TEXT DES DOKUMENTS:
-------------------------
24.11.: am Abend – Nein-Sagen lernen
Mein nach Harmonie schreiendes System verbietet es mir, Nein zu sagen, bzw. Menschen zu sagen, dass ich sie nicht mag, oder zu erklären, warum ich gehe.
Doch das Apartment hat mir nicht gefallen und auf Berna einzugehen hat mir ebensowenig gefallen. Ihr weiter Interesse zu zeigen und vorzuheucheln – macht keinen Sinn. Ich möchte auf dieser Reise vor allem mein inneres Vertrauen finden. Somit auch hierin:
Nachdem ich bis 12.30 Uhr diese Mitteilung erfolgreich vor mir hergeschoben habe, steht Berna plötzlich vor mir. Mit Händen und Füssen und Google translator erkläre ich ihr, dass ich fahren möchte.
Sie reagiert gefasst. Ich bin zudem erst einmal erleichtert. Ich habe für mich Klarheit geschaffen.

Es ist 0.33 Uhr. Ich lese seit Stunden in Murakamis „Gefährliche Geliebte“. Seit über 4 Monaten habe ich keinen Roman gelesen, weil mich nichts davon richtig gefesselt hat. Dieses Mal ist es etwas anderes. Bereits nach meinem Auszug habe ich ihn am Bücherschrank in Thalkirchen entdeckt, beim ersten, nein zweiten Wiedertreffen Theresas.
Ich erinnere mich an die schwarzen Haare Ayşegüls, an ihre leisen, zarten Berührungen meiner Hände, wie sie im Bus im Zweiersitz ihren Kopf auf meinen Schoss bettete. Und, wie ich die ersten 10 Seiten von Murakamis – ja, ich nenne es ein Meisterwerk – direkt lesend für sie übersetzte. Bei einzelnen Wörtern, ich glaube es war „Zwölfjähriger“ auf das Wort zeigte und mich fragte, was es heisst. Mit welcher Faszination sie meiner freien Übersetzung folgte und die deutsche Sprache sehen, verstehen wollte.
All das war schön.
Wer ist Ayşegül? Das werdet ihr noch erfahren.

Es ist ein Tag vergangen. Ein sogenannter „Pausetag“. Ein gediegener Radreisender hat sich nach einem gewissen Kilometer- und Tages- oder Wochenpensum einen Urlaub vom Urlaub verdient. Die professionelleren unter ihnen machen das nach 1.000 Kilometern. Manche, so wie ich, die nicht des Sport wegens hier sind, machen es nach 350 Kilometern.
-------------------------
BEREITGESTELLTES MATERIAL:

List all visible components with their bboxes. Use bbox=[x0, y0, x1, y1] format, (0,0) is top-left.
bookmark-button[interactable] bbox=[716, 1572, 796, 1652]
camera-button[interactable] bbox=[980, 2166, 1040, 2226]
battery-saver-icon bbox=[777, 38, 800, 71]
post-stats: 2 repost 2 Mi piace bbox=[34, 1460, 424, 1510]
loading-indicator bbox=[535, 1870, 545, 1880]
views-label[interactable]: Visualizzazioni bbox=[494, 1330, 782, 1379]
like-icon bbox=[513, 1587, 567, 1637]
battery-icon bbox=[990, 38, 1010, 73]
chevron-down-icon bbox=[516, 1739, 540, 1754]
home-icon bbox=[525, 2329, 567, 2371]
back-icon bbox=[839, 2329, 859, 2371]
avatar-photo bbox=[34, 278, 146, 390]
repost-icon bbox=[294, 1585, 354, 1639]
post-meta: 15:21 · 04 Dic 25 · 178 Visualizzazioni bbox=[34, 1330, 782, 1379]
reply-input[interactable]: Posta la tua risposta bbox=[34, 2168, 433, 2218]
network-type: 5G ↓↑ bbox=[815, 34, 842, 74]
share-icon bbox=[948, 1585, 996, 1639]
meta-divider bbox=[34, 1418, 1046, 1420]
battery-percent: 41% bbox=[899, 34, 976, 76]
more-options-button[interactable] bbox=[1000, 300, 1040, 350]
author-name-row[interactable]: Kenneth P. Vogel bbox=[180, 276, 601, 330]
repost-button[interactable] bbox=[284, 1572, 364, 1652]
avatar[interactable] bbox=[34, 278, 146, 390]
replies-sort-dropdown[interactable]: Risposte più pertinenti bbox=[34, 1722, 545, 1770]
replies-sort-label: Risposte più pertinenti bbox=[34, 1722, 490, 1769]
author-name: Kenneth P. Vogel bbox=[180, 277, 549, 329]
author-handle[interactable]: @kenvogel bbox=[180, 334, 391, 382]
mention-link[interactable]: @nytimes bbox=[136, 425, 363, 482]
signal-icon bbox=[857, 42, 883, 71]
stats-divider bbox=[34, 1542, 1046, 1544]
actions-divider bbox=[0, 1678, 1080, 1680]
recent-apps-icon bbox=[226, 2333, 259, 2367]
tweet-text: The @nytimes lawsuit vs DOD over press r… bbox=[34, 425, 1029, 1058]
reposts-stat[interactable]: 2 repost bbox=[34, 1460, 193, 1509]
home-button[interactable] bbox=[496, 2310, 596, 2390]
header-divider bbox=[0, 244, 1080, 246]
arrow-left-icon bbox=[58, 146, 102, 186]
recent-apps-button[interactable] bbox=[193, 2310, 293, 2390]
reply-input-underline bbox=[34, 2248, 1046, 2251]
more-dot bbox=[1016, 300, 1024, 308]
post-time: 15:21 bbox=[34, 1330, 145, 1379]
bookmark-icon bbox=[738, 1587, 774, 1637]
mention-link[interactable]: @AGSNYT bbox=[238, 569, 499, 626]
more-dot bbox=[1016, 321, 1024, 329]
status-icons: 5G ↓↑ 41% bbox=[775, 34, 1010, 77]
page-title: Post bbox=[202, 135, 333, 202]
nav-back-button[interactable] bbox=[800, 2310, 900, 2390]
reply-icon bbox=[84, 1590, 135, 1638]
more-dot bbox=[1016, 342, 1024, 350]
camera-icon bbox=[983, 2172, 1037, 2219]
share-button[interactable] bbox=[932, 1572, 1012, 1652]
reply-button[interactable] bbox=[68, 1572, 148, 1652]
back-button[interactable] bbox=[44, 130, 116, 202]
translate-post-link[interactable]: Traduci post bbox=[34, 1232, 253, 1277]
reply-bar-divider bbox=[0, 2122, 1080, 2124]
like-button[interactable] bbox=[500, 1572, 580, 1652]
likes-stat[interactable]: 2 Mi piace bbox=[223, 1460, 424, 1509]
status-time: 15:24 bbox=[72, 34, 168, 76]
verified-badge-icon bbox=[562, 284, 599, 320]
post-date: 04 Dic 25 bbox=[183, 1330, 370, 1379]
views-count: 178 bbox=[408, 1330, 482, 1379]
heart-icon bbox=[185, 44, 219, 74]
-------------------------
AUFGABENSTELLUNG:
Schreiben Sie den Abschnitt des Tagebucheintrags von „24.11.: am Abend“ bis einschließlich „warum ich gehe.“ neu und ersetzen Sie dabei „Harmonie“ durch „Ruhe“. Die Zeilen stehen in keinem Zusammenhang mit dem Tagebucheintrag.

VOLLSTÄNDIGE LÖSUNG:
24.11.: am Abend – Nein-Sagen lernen
Mein nach Ruhe schreiendes System verbietet es mir, Nein zu sagen, bzw. Menschen zu sagen, dass ich sie nicht mag, oder zu erklären, warum ich gehe.